[STATED EXERCISE] Leaving out the pictures, please retype each record exactly.

Some records:

## begin

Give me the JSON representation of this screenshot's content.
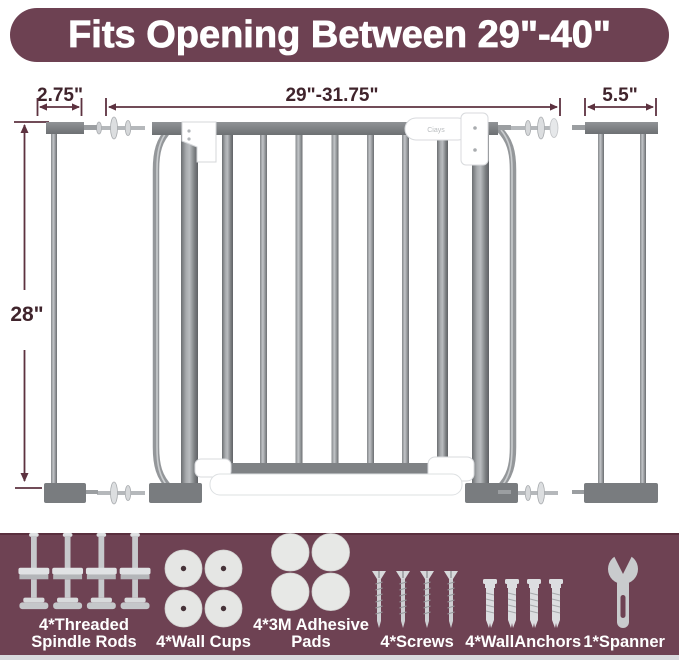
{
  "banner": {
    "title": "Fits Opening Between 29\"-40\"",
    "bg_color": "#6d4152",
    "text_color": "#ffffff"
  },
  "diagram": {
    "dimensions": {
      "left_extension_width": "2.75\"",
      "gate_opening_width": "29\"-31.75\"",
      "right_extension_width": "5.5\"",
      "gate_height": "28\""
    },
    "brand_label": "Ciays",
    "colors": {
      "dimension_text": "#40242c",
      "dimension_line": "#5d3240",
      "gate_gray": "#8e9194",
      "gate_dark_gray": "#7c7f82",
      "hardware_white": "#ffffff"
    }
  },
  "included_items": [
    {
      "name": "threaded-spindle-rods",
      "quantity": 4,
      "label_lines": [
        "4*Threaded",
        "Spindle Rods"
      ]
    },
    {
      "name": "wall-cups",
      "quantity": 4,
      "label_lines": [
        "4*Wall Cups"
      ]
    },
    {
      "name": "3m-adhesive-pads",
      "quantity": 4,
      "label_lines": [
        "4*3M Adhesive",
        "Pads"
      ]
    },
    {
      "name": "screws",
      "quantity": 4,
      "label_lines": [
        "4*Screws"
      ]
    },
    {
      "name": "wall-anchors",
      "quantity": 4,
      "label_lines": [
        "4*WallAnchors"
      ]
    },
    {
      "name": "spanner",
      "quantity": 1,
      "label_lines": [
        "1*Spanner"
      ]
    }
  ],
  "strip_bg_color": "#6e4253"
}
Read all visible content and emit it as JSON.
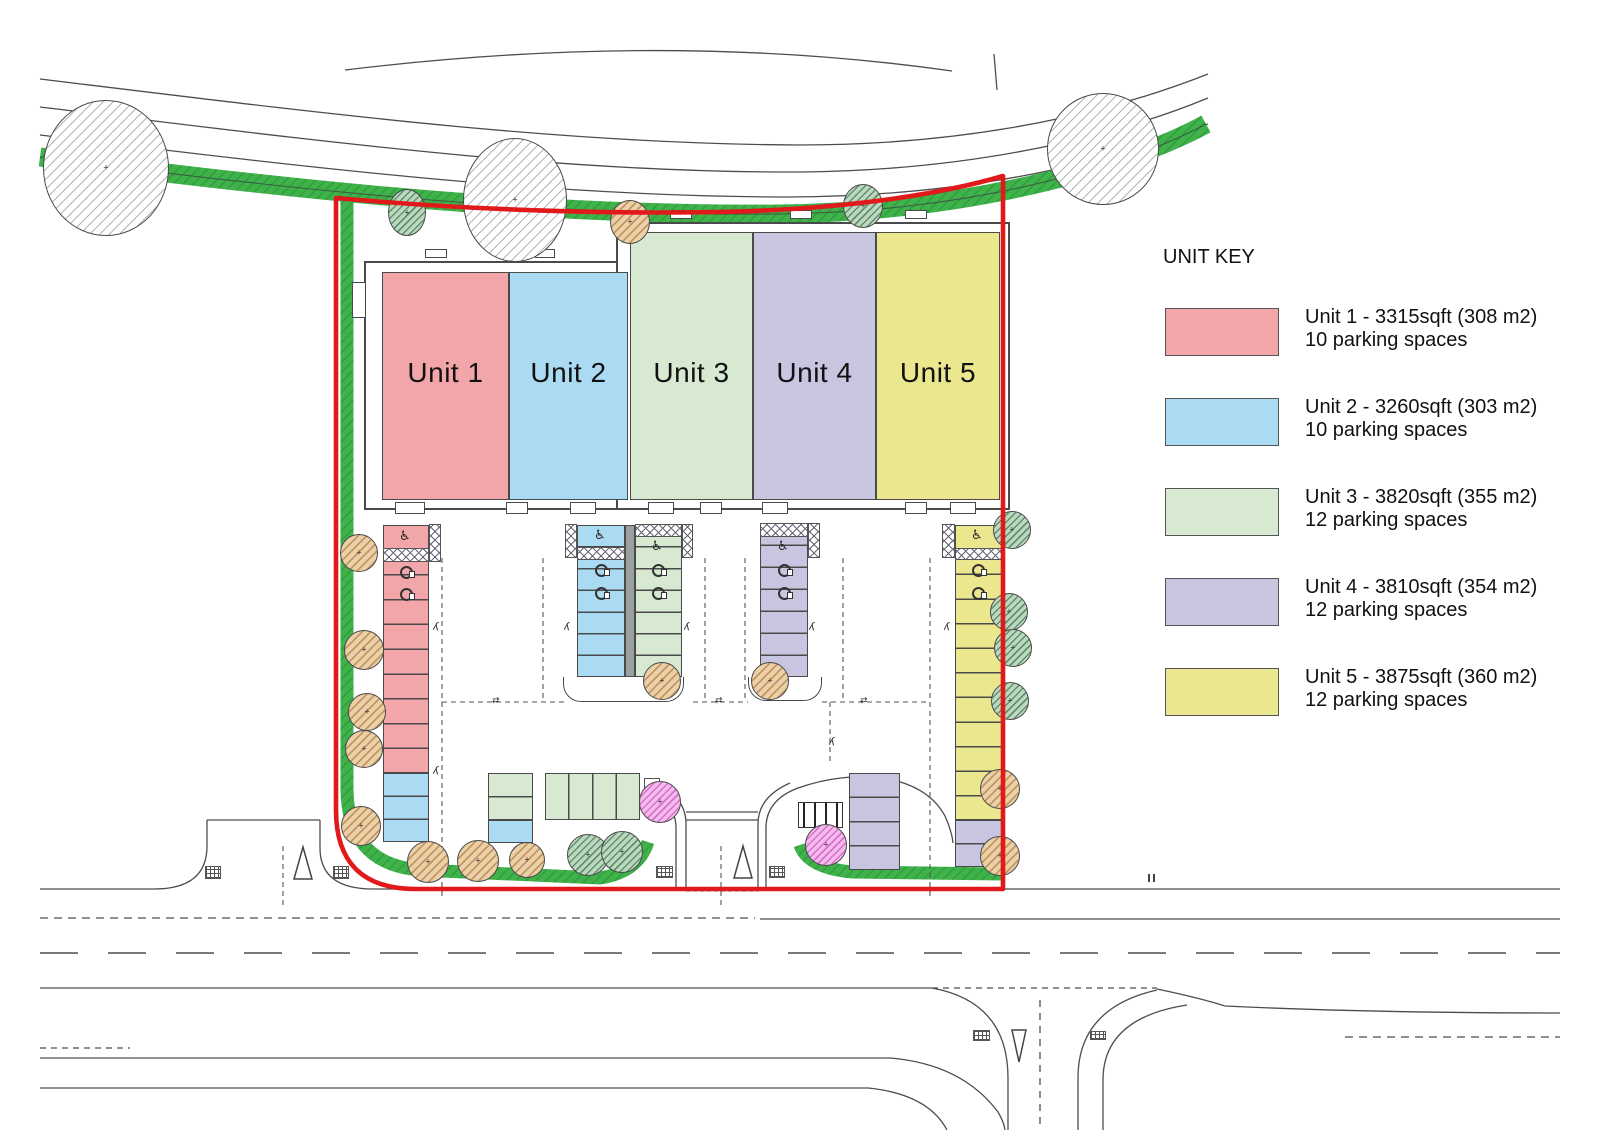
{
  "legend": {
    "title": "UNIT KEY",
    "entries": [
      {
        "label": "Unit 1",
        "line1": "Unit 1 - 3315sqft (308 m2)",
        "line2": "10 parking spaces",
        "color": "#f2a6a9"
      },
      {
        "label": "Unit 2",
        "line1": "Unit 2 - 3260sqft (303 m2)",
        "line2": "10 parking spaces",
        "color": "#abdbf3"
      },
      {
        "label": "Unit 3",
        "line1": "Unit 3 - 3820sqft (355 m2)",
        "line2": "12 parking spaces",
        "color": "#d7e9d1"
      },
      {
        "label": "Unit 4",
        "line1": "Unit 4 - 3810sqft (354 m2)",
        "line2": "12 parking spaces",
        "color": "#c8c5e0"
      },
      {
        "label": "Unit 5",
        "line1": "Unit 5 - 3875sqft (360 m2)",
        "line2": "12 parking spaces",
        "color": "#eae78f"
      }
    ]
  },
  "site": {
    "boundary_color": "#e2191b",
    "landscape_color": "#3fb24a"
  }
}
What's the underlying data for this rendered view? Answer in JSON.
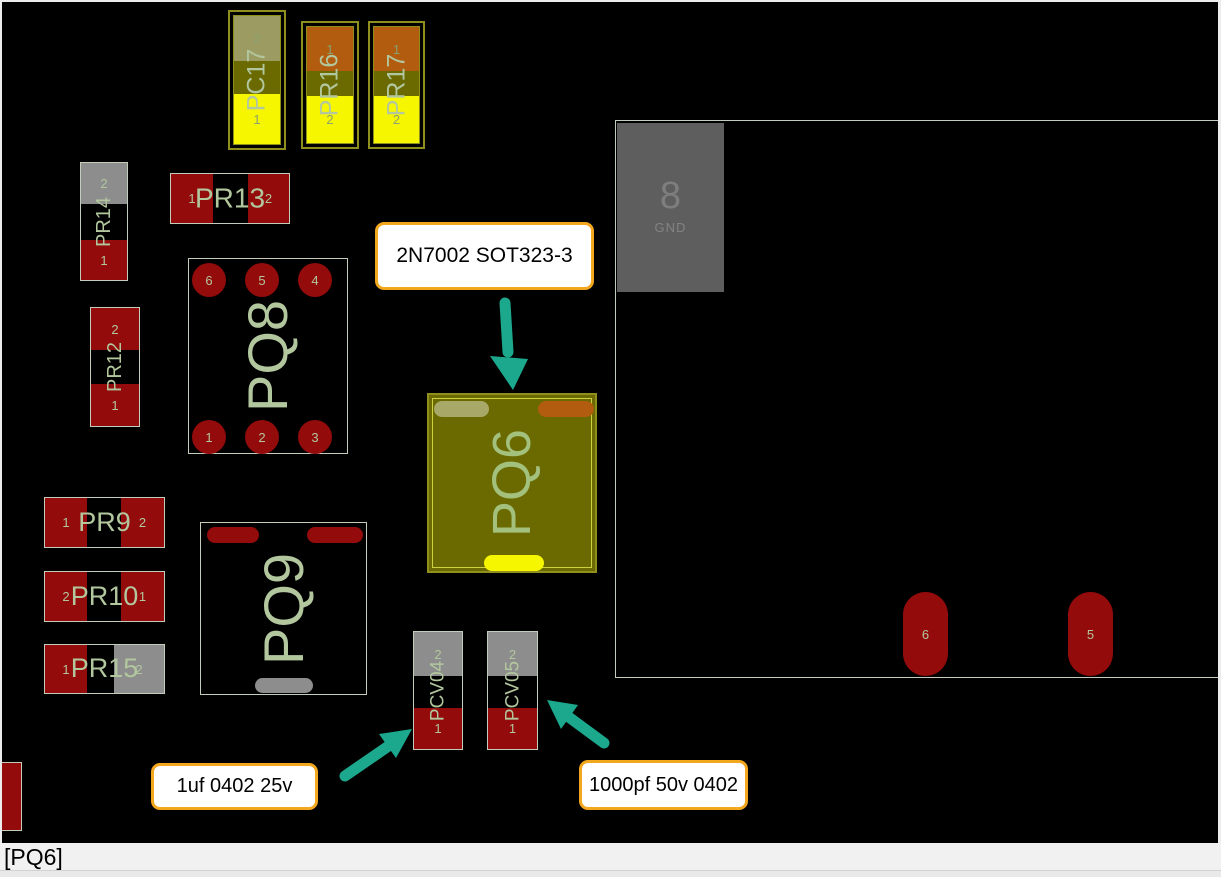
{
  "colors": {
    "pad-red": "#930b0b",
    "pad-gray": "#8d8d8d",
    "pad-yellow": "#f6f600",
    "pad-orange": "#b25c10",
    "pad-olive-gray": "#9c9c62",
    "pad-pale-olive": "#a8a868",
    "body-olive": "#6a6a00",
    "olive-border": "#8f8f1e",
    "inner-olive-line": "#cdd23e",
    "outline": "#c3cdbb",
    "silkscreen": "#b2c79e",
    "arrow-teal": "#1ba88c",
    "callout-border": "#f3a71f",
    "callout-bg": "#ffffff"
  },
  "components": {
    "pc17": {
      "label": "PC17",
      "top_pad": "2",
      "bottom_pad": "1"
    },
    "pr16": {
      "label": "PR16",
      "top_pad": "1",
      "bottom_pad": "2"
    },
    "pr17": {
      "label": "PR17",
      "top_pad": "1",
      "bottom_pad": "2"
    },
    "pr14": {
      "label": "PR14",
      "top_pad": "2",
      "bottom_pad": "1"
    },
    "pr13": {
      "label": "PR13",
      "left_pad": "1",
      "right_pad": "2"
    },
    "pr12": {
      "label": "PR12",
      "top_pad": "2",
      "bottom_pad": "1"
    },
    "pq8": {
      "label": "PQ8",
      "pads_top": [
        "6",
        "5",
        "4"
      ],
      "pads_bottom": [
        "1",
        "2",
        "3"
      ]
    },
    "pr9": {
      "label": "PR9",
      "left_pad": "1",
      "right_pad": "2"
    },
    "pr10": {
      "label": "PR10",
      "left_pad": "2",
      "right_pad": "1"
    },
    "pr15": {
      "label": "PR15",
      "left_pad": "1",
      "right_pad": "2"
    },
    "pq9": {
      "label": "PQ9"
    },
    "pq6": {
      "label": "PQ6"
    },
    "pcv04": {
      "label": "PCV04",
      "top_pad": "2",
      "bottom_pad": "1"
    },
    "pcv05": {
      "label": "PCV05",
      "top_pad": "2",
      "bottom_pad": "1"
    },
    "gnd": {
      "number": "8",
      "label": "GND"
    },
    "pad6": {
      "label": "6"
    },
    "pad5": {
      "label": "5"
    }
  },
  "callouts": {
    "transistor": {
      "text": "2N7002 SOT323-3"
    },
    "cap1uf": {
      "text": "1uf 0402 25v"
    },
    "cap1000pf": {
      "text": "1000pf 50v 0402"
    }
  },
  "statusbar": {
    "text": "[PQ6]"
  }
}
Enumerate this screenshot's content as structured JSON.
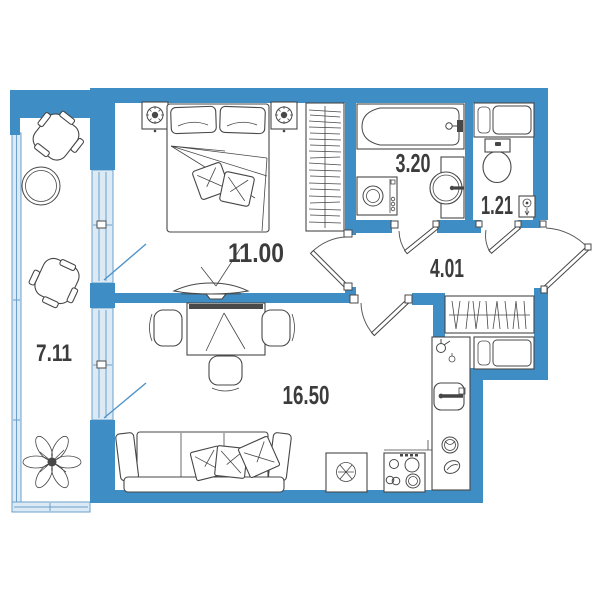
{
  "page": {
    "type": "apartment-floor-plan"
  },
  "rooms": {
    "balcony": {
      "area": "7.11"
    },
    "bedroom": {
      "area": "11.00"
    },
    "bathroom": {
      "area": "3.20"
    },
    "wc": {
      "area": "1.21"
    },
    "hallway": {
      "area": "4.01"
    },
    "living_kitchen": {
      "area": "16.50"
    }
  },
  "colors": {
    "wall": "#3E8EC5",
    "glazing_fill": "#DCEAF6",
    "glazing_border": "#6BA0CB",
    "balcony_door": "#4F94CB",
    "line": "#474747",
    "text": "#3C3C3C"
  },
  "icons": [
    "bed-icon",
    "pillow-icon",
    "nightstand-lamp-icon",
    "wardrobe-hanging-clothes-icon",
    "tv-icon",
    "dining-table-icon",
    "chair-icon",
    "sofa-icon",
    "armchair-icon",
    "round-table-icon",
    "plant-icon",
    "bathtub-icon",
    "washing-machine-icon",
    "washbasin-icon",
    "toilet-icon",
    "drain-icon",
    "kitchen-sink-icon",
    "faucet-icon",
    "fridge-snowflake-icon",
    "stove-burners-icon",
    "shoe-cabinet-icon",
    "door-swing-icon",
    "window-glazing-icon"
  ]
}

## end

[THE RESULT]
Give me the JSON representation of this screenshot's content.
{
  "banner": {
    "title": "Fits Opening Between 29\"-40\"",
    "bg_color": "#6d4152",
    "text_color": "#ffffff"
  },
  "diagram": {
    "dimensions": {
      "left_extension_width": "2.75\"",
      "gate_opening_width": "29\"-31.75\"",
      "right_extension_width": "5.5\"",
      "gate_height": "28\""
    },
    "brand_label": "Ciays",
    "colors": {
      "dimension_text": "#40242c",
      "dimension_line": "#5d3240",
      "gate_gray": "#8e9194",
      "gate_dark_gray": "#7c7f82",
      "hardware_white": "#ffffff"
    }
  },
  "included_items": [
    {
      "name": "threaded-spindle-rods",
      "quantity": 4,
      "label_lines": [
        "4*Threaded",
        "Spindle Rods"
      ]
    },
    {
      "name": "wall-cups",
      "quantity": 4,
      "label_lines": [
        "4*Wall Cups"
      ]
    },
    {
      "name": "3m-adhesive-pads",
      "quantity": 4,
      "label_lines": [
        "4*3M Adhesive",
        "Pads"
      ]
    },
    {
      "name": "screws",
      "quantity": 4,
      "label_lines": [
        "4*Screws"
      ]
    },
    {
      "name": "wall-anchors",
      "quantity": 4,
      "label_lines": [
        "4*WallAnchors"
      ]
    },
    {
      "name": "spanner",
      "quantity": 1,
      "label_lines": [
        "1*Spanner"
      ]
    }
  ],
  "strip_bg_color": "#6e4253"
}
Read all visible content and emit it as JSON.
{
  "legend": {
    "title": "UNIT KEY",
    "entries": [
      {
        "label": "Unit 1",
        "line1": "Unit 1 - 3315sqft (308 m2)",
        "line2": "10 parking spaces",
        "color": "#f2a6a9"
      },
      {
        "label": "Unit 2",
        "line1": "Unit 2 - 3260sqft (303 m2)",
        "line2": "10 parking spaces",
        "color": "#abdbf3"
      },
      {
        "label": "Unit 3",
        "line1": "Unit 3 - 3820sqft (355 m2)",
        "line2": "12 parking spaces",
        "color": "#d7e9d1"
      },
      {
        "label": "Unit 4",
        "line1": "Unit 4 - 3810sqft (354 m2)",
        "line2": "12 parking spaces",
        "color": "#c8c5e0"
      },
      {
        "label": "Unit 5",
        "line1": "Unit 5 - 3875sqft (360 m2)",
        "line2": "12 parking spaces",
        "color": "#eae78f"
      }
    ]
  },
  "site": {
    "boundary_color": "#e2191b",
    "landscape_color": "#3fb24a"
  }
}
What's the underlying data for this rendered view? Answer in JSON.
{
  "colors": {
    "pad-red": "#930b0b",
    "pad-gray": "#8d8d8d",
    "pad-yellow": "#f6f600",
    "pad-orange": "#b25c10",
    "pad-olive-gray": "#9c9c62",
    "pad-pale-olive": "#a8a868",
    "body-olive": "#6a6a00",
    "olive-border": "#8f8f1e",
    "inner-olive-line": "#cdd23e",
    "outline": "#c3cdbb",
    "silkscreen": "#b2c79e",
    "arrow-teal": "#1ba88c",
    "callout-border": "#f3a71f",
    "callout-bg": "#ffffff"
  },
  "components": {
    "pc17": {
      "label": "PC17",
      "top_pad": "2",
      "bottom_pad": "1"
    },
    "pr16": {
      "label": "PR16",
      "top_pad": "1",
      "bottom_pad": "2"
    },
    "pr17": {
      "label": "PR17",
      "top_pad": "1",
      "bottom_pad": "2"
    },
    "pr14": {
      "label": "PR14",
      "top_pad": "2",
      "bottom_pad": "1"
    },
    "pr13": {
      "label": "PR13",
      "left_pad": "1",
      "right_pad": "2"
    },
    "pr12": {
      "label": "PR12",
      "top_pad": "2",
      "bottom_pad": "1"
    },
    "pq8": {
      "label": "PQ8",
      "pads_top": [
        "6",
        "5",
        "4"
      ],
      "pads_bottom": [
        "1",
        "2",
        "3"
      ]
    },
    "pr9": {
      "label": "PR9",
      "left_pad": "1",
      "right_pad": "2"
    },
    "pr10": {
      "label": "PR10",
      "left_pad": "2",
      "right_pad": "1"
    },
    "pr15": {
      "label": "PR15",
      "left_pad": "1",
      "right_pad": "2"
    },
    "pq9": {
      "label": "PQ9"
    },
    "pq6": {
      "label": "PQ6"
    },
    "pcv04": {
      "label": "PCV04",
      "top_pad": "2",
      "bottom_pad": "1"
    },
    "pcv05": {
      "label": "PCV05",
      "top_pad": "2",
      "bottom_pad": "1"
    },
    "gnd": {
      "number": "8",
      "label": "GND"
    },
    "pad6": {
      "label": "6"
    },
    "pad5": {
      "label": "5"
    }
  },
  "callouts": {
    "transistor": {
      "text": "2N7002 SOT323-3"
    },
    "cap1uf": {
      "text": "1uf 0402 25v"
    },
    "cap1000pf": {
      "text": "1000pf 50v 0402"
    }
  },
  "statusbar": {
    "text": "[PQ6]"
  }
}
Enumerate this screenshot's content as structured JSON.
{
  "page": {
    "type": "apartment-floor-plan"
  },
  "rooms": {
    "balcony": {
      "area": "7.11"
    },
    "bedroom": {
      "area": "11.00"
    },
    "bathroom": {
      "area": "3.20"
    },
    "wc": {
      "area": "1.21"
    },
    "hallway": {
      "area": "4.01"
    },
    "living_kitchen": {
      "area": "16.50"
    }
  },
  "colors": {
    "wall": "#3E8EC5",
    "glazing_fill": "#DCEAF6",
    "glazing_border": "#6BA0CB",
    "balcony_door": "#4F94CB",
    "line": "#474747",
    "text": "#3C3C3C"
  },
  "icons": [
    "bed-icon",
    "pillow-icon",
    "nightstand-lamp-icon",
    "wardrobe-hanging-clothes-icon",
    "tv-icon",
    "dining-table-icon",
    "chair-icon",
    "sofa-icon",
    "armchair-icon",
    "round-table-icon",
    "plant-icon",
    "bathtub-icon",
    "washing-machine-icon",
    "washbasin-icon",
    "toilet-icon",
    "drain-icon",
    "kitchen-sink-icon",
    "faucet-icon",
    "fridge-snowflake-icon",
    "stove-burners-icon",
    "shoe-cabinet-icon",
    "door-swing-icon",
    "window-glazing-icon"
  ]
}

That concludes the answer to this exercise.